**** Data listing ****

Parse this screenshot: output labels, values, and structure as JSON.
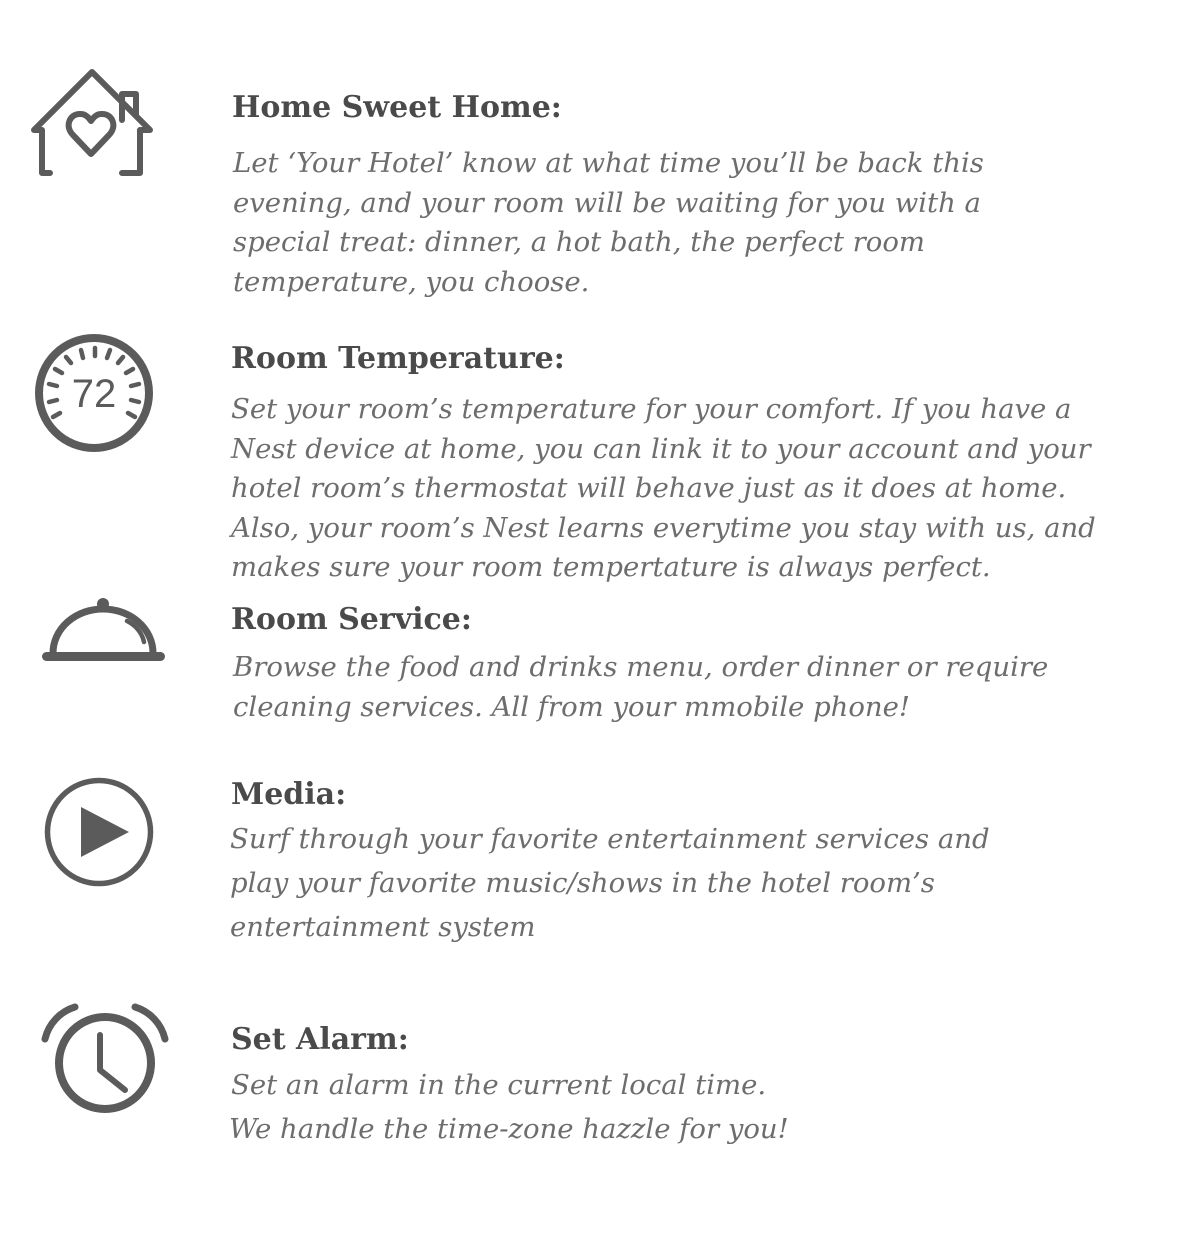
{
  "colors": {
    "icon": "#5b5b5b",
    "title": "#4a4a4a",
    "text": "#6d6d6d",
    "background": "#ffffff"
  },
  "features": [
    {
      "icon": "house-heart-icon",
      "title": "Home Sweet Home:",
      "lines": [
        "Let ‘Your Hotel’ know  at what time you’ll be back this",
        "evening, and your room  will be waiting for you with a",
        "special treat: dinner, a hot bath, the perfect room",
        "temperature, you choose."
      ]
    },
    {
      "icon": "thermostat-icon",
      "icon_text": "72",
      "title": "Room Temperature:",
      "lines": [
        "Set your room’s temperature for your comfort. If you have a",
        "Nest device at home, you can link it to your account and your",
        "hotel room’s thermostat will behave just as it does at home.",
        "Also, your room’s Nest learns everytime you stay with us, and",
        "makes sure your room tempertature is always perfect."
      ]
    },
    {
      "icon": "cloche-icon",
      "title": "Room Service:",
      "lines": [
        "Browse the food and drinks menu, order dinner or require",
        "cleaning services. All from your mmobile phone!"
      ]
    },
    {
      "icon": "play-icon",
      "title": "Media:",
      "lines": [
        "Surf through your favorite entertainment services and",
        "play your favorite music/shows in the hotel room’s",
        "entertainment system"
      ]
    },
    {
      "icon": "alarm-clock-icon",
      "title": "Set Alarm:",
      "lines": [
        "Set an alarm in the current local time.",
        "We handle the time-zone hazzle for you!"
      ]
    }
  ]
}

****

Exercise goal:
Print every entry exactly as written, without the pictures.

Solution for this exercise:
Parse this screenshot: output labels, values, and structure as JSON.
{
  "colors": {
    "icon": "#5b5b5b",
    "title": "#4a4a4a",
    "text": "#6d6d6d",
    "background": "#ffffff"
  },
  "features": [
    {
      "icon": "house-heart-icon",
      "title": "Home Sweet Home:",
      "lines": [
        "Let ‘Your Hotel’ know  at what time you’ll be back this",
        "evening, and your room  will be waiting for you with a",
        "special treat: dinner, a hot bath, the perfect room",
        "temperature, you choose."
      ]
    },
    {
      "icon": "thermostat-icon",
      "icon_text": "72",
      "title": "Room Temperature:",
      "lines": [
        "Set your room’s temperature for your comfort. If you have a",
        "Nest device at home, you can link it to your account and your",
        "hotel room’s thermostat will behave just as it does at home.",
        "Also, your room’s Nest learns everytime you stay with us, and",
        "makes sure your room tempertature is always perfect."
      ]
    },
    {
      "icon": "cloche-icon",
      "title": "Room Service:",
      "lines": [
        "Browse the food and drinks menu, order dinner or require",
        "cleaning services. All from your mmobile phone!"
      ]
    },
    {
      "icon": "play-icon",
      "title": "Media:",
      "lines": [
        "Surf through your favorite entertainment services and",
        "play your favorite music/shows in the hotel room’s",
        "entertainment system"
      ]
    },
    {
      "icon": "alarm-clock-icon",
      "title": "Set Alarm:",
      "lines": [
        "Set an alarm in the current local time.",
        "We handle the time-zone hazzle for you!"
      ]
    }
  ]
}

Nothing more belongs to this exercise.